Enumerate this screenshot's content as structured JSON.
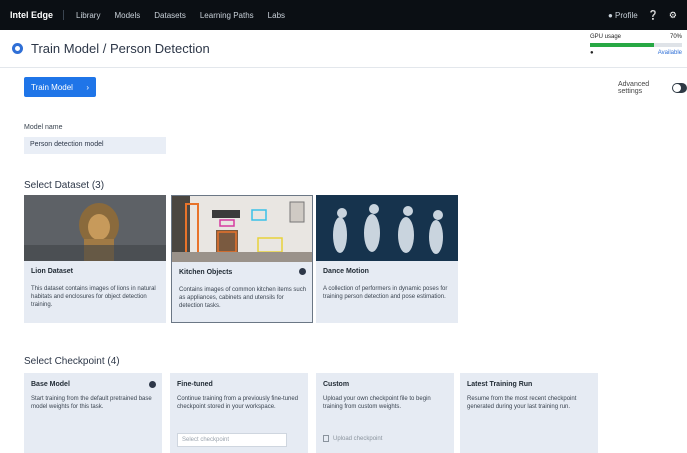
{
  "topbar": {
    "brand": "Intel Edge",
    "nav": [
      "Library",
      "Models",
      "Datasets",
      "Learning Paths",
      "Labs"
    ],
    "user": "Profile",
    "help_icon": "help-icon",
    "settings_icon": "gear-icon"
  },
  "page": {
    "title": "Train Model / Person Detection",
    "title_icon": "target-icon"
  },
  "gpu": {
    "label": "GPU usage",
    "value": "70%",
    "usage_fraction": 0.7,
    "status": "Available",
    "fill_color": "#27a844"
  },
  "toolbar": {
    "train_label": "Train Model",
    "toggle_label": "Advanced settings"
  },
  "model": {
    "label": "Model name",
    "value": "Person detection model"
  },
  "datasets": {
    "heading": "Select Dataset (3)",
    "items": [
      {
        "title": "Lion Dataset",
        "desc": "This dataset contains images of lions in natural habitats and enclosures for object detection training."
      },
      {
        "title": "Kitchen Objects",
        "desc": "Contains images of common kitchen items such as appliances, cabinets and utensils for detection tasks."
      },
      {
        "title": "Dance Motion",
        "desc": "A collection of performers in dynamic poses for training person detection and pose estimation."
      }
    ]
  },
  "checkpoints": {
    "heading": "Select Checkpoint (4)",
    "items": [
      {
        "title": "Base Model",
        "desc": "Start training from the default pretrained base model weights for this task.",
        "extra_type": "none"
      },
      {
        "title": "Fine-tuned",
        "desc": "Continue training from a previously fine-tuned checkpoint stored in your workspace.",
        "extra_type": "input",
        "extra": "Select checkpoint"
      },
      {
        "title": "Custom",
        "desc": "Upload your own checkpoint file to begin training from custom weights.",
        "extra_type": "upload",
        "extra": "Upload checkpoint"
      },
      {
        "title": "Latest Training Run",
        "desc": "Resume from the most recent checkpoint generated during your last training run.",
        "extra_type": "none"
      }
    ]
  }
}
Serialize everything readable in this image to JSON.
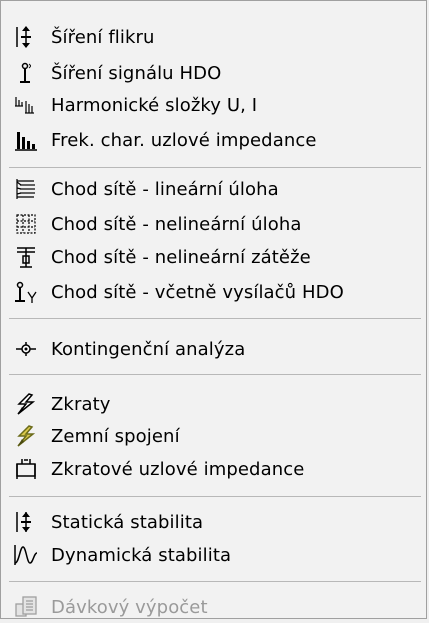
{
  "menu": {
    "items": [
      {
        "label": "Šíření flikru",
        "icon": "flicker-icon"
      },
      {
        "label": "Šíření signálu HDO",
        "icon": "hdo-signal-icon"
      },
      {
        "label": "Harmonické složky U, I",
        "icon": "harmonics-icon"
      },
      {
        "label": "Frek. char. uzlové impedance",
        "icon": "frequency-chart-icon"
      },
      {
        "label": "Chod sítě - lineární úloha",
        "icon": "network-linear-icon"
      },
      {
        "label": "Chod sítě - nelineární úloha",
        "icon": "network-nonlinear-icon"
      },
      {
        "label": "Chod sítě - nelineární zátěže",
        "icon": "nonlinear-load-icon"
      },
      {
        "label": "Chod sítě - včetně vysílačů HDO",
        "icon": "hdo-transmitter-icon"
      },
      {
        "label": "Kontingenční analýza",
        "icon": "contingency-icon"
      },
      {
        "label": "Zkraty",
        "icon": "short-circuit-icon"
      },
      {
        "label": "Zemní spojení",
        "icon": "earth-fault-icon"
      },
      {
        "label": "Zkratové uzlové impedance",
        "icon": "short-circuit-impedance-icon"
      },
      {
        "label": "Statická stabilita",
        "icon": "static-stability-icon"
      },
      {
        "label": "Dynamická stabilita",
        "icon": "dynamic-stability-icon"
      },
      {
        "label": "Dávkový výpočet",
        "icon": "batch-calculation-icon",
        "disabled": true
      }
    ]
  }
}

TASK DIRECTIONS - Repeat verbatim all the material, but not the pictures.

RIGHT ANSWER -
Enumerate this screenshot's content as structured JSON.
{
  "topbar": {
    "brand": "Intel Edge",
    "nav": [
      "Library",
      "Models",
      "Datasets",
      "Learning Paths",
      "Labs"
    ],
    "user": "Profile",
    "help_icon": "help-icon",
    "settings_icon": "gear-icon"
  },
  "page": {
    "title": "Train Model / Person Detection",
    "title_icon": "target-icon"
  },
  "gpu": {
    "label": "GPU usage",
    "value": "70%",
    "usage_fraction": 0.7,
    "status": "Available",
    "fill_color": "#27a844"
  },
  "toolbar": {
    "train_label": "Train Model",
    "toggle_label": "Advanced settings"
  },
  "model": {
    "label": "Model name",
    "value": "Person detection model"
  },
  "datasets": {
    "heading": "Select Dataset (3)",
    "items": [
      {
        "title": "Lion Dataset",
        "desc": "This dataset contains images of lions in natural habitats and enclosures for object detection training."
      },
      {
        "title": "Kitchen Objects",
        "desc": "Contains images of common kitchen items such as appliances, cabinets and utensils for detection tasks."
      },
      {
        "title": "Dance Motion",
        "desc": "A collection of performers in dynamic poses for training person detection and pose estimation."
      }
    ]
  },
  "checkpoints": {
    "heading": "Select Checkpoint (4)",
    "items": [
      {
        "title": "Base Model",
        "desc": "Start training from the default pretrained base model weights for this task.",
        "extra_type": "none"
      },
      {
        "title": "Fine-tuned",
        "desc": "Continue training from a previously fine-tuned checkpoint stored in your workspace.",
        "extra_type": "input",
        "extra": "Select checkpoint"
      },
      {
        "title": "Custom",
        "desc": "Upload your own checkpoint file to begin training from custom weights.",
        "extra_type": "upload",
        "extra": "Upload checkpoint"
      },
      {
        "title": "Latest Training Run",
        "desc": "Resume from the most recent checkpoint generated during your last training run.",
        "extra_type": "none"
      }
    ]
  }
}
Serialize everything readable in this image to JSON.
{
  "menu": {
    "items": [
      {
        "label": "Šíření flikru",
        "icon": "flicker-icon"
      },
      {
        "label": "Šíření signálu HDO",
        "icon": "hdo-signal-icon"
      },
      {
        "label": "Harmonické složky U, I",
        "icon": "harmonics-icon"
      },
      {
        "label": "Frek. char. uzlové impedance",
        "icon": "frequency-chart-icon"
      },
      {
        "label": "Chod sítě - lineární úloha",
        "icon": "network-linear-icon"
      },
      {
        "label": "Chod sítě - nelineární úloha",
        "icon": "network-nonlinear-icon"
      },
      {
        "label": "Chod sítě - nelineární zátěže",
        "icon": "nonlinear-load-icon"
      },
      {
        "label": "Chod sítě - včetně vysílačů HDO",
        "icon": "hdo-transmitter-icon"
      },
      {
        "label": "Kontingenční analýza",
        "icon": "contingency-icon"
      },
      {
        "label": "Zkraty",
        "icon": "short-circuit-icon"
      },
      {
        "label": "Zemní spojení",
        "icon": "earth-fault-icon"
      },
      {
        "label": "Zkratové uzlové impedance",
        "icon": "short-circuit-impedance-icon"
      },
      {
        "label": "Statická stabilita",
        "icon": "static-stability-icon"
      },
      {
        "label": "Dynamická stabilita",
        "icon": "dynamic-stability-icon"
      },
      {
        "label": "Dávkový výpočet",
        "icon": "batch-calculation-icon",
        "disabled": true
      }
    ]
  }
}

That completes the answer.